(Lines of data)
━━━

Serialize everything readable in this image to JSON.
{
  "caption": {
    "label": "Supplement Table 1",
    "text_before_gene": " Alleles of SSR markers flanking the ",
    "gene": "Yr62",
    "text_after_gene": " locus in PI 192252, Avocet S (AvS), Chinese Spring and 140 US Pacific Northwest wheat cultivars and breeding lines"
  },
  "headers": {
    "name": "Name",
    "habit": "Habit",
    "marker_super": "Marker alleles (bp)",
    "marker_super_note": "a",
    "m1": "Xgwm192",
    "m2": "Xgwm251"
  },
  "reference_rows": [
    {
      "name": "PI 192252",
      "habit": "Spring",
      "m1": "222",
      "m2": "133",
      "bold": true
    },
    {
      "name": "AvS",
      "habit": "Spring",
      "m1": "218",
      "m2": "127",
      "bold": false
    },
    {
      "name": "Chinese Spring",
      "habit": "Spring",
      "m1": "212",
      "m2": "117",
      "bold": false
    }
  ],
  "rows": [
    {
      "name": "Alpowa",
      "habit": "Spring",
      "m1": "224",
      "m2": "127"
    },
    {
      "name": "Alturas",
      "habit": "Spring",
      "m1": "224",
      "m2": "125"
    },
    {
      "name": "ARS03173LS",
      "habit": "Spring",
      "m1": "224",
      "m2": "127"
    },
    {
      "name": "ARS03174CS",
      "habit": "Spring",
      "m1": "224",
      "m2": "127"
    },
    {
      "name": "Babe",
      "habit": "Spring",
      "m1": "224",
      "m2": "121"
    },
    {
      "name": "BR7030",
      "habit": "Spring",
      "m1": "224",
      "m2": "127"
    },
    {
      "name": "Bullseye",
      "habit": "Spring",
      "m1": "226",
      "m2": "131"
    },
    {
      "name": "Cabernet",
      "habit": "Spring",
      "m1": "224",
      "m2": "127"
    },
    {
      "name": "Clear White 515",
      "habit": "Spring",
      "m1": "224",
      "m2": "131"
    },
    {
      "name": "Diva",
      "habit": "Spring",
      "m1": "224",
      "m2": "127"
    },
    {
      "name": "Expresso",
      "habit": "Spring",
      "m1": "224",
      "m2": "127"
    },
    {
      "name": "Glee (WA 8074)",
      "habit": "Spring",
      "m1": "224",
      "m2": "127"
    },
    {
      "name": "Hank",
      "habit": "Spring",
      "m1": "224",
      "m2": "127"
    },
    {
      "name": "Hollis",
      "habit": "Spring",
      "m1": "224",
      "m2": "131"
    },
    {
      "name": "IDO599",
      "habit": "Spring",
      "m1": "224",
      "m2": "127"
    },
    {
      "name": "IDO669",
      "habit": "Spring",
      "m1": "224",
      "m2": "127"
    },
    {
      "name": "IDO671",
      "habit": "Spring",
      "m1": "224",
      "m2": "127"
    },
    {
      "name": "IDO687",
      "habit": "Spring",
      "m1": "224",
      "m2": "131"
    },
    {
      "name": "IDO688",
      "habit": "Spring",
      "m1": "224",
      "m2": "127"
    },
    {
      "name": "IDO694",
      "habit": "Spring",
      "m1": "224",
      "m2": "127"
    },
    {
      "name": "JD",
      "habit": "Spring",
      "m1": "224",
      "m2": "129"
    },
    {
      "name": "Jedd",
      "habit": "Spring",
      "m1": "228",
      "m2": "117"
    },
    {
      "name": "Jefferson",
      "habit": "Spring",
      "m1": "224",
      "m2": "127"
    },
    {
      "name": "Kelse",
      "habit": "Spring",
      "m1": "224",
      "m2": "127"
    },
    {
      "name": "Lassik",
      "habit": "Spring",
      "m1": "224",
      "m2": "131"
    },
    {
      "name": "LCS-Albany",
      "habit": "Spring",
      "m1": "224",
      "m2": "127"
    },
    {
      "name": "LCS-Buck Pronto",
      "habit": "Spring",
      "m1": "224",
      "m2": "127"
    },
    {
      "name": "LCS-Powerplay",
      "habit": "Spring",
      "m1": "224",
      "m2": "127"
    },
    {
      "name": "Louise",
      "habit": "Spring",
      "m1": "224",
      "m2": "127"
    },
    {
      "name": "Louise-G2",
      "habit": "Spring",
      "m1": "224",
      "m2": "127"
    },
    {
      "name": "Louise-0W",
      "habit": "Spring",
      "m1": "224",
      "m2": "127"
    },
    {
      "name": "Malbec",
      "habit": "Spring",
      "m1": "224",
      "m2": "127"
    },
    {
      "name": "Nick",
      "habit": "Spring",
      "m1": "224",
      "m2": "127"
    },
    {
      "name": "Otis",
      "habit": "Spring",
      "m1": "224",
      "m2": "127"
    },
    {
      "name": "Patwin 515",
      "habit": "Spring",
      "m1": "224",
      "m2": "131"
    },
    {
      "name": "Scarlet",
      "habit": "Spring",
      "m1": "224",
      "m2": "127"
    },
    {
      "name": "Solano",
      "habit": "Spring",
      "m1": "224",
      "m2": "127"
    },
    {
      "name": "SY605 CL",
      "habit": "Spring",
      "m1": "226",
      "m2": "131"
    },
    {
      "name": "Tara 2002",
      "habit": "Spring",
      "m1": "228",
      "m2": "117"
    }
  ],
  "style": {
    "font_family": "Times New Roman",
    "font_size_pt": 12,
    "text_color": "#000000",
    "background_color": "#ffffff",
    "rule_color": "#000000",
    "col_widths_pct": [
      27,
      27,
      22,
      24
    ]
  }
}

━━━

Requirements –
Give back the whole listing, word for word.

Exercise solution –
Serialize everything readable in this image to JSON.
{
  "caption": {
    "label": "Supplement Table 1",
    "text_before_gene": " Alleles of SSR markers flanking the ",
    "gene": "Yr62",
    "text_after_gene": " locus in PI 192252, Avocet S (AvS), Chinese Spring and 140 US Pacific Northwest wheat cultivars and breeding lines"
  },
  "headers": {
    "name": "Name",
    "habit": "Habit",
    "marker_super": "Marker alleles (bp)",
    "marker_super_note": "a",
    "m1": "Xgwm192",
    "m2": "Xgwm251"
  },
  "reference_rows": [
    {
      "name": "PI 192252",
      "habit": "Spring",
      "m1": "222",
      "m2": "133",
      "bold": true
    },
    {
      "name": "AvS",
      "habit": "Spring",
      "m1": "218",
      "m2": "127",
      "bold": false
    },
    {
      "name": "Chinese Spring",
      "habit": "Spring",
      "m1": "212",
      "m2": "117",
      "bold": false
    }
  ],
  "rows": [
    {
      "name": "Alpowa",
      "habit": "Spring",
      "m1": "224",
      "m2": "127"
    },
    {
      "name": "Alturas",
      "habit": "Spring",
      "m1": "224",
      "m2": "125"
    },
    {
      "name": "ARS03173LS",
      "habit": "Spring",
      "m1": "224",
      "m2": "127"
    },
    {
      "name": "ARS03174CS",
      "habit": "Spring",
      "m1": "224",
      "m2": "127"
    },
    {
      "name": "Babe",
      "habit": "Spring",
      "m1": "224",
      "m2": "121"
    },
    {
      "name": "BR7030",
      "habit": "Spring",
      "m1": "224",
      "m2": "127"
    },
    {
      "name": "Bullseye",
      "habit": "Spring",
      "m1": "226",
      "m2": "131"
    },
    {
      "name": "Cabernet",
      "habit": "Spring",
      "m1": "224",
      "m2": "127"
    },
    {
      "name": "Clear White 515",
      "habit": "Spring",
      "m1": "224",
      "m2": "131"
    },
    {
      "name": "Diva",
      "habit": "Spring",
      "m1": "224",
      "m2": "127"
    },
    {
      "name": "Expresso",
      "habit": "Spring",
      "m1": "224",
      "m2": "127"
    },
    {
      "name": "Glee (WA 8074)",
      "habit": "Spring",
      "m1": "224",
      "m2": "127"
    },
    {
      "name": "Hank",
      "habit": "Spring",
      "m1": "224",
      "m2": "127"
    },
    {
      "name": "Hollis",
      "habit": "Spring",
      "m1": "224",
      "m2": "131"
    },
    {
      "name": "IDO599",
      "habit": "Spring",
      "m1": "224",
      "m2": "127"
    },
    {
      "name": "IDO669",
      "habit": "Spring",
      "m1": "224",
      "m2": "127"
    },
    {
      "name": "IDO671",
      "habit": "Spring",
      "m1": "224",
      "m2": "127"
    },
    {
      "name": "IDO687",
      "habit": "Spring",
      "m1": "224",
      "m2": "131"
    },
    {
      "name": "IDO688",
      "habit": "Spring",
      "m1": "224",
      "m2": "127"
    },
    {
      "name": "IDO694",
      "habit": "Spring",
      "m1": "224",
      "m2": "127"
    },
    {
      "name": "JD",
      "habit": "Spring",
      "m1": "224",
      "m2": "129"
    },
    {
      "name": "Jedd",
      "habit": "Spring",
      "m1": "228",
      "m2": "117"
    },
    {
      "name": "Jefferson",
      "habit": "Spring",
      "m1": "224",
      "m2": "127"
    },
    {
      "name": "Kelse",
      "habit": "Spring",
      "m1": "224",
      "m2": "127"
    },
    {
      "name": "Lassik",
      "habit": "Spring",
      "m1": "224",
      "m2": "131"
    },
    {
      "name": "LCS-Albany",
      "habit": "Spring",
      "m1": "224",
      "m2": "127"
    },
    {
      "name": "LCS-Buck Pronto",
      "habit": "Spring",
      "m1": "224",
      "m2": "127"
    },
    {
      "name": "LCS-Powerplay",
      "habit": "Spring",
      "m1": "224",
      "m2": "127"
    },
    {
      "name": "Louise",
      "habit": "Spring",
      "m1": "224",
      "m2": "127"
    },
    {
      "name": "Louise-G2",
      "habit": "Spring",
      "m1": "224",
      "m2": "127"
    },
    {
      "name": "Louise-0W",
      "habit": "Spring",
      "m1": "224",
      "m2": "127"
    },
    {
      "name": "Malbec",
      "habit": "Spring",
      "m1": "224",
      "m2": "127"
    },
    {
      "name": "Nick",
      "habit": "Spring",
      "m1": "224",
      "m2": "127"
    },
    {
      "name": "Otis",
      "habit": "Spring",
      "m1": "224",
      "m2": "127"
    },
    {
      "name": "Patwin 515",
      "habit": "Spring",
      "m1": "224",
      "m2": "131"
    },
    {
      "name": "Scarlet",
      "habit": "Spring",
      "m1": "224",
      "m2": "127"
    },
    {
      "name": "Solano",
      "habit": "Spring",
      "m1": "224",
      "m2": "127"
    },
    {
      "name": "SY605 CL",
      "habit": "Spring",
      "m1": "226",
      "m2": "131"
    },
    {
      "name": "Tara 2002",
      "habit": "Spring",
      "m1": "228",
      "m2": "117"
    }
  ],
  "style": {
    "font_family": "Times New Roman",
    "font_size_pt": 12,
    "text_color": "#000000",
    "background_color": "#ffffff",
    "rule_color": "#000000",
    "col_widths_pct": [
      27,
      27,
      22,
      24
    ]
  }
}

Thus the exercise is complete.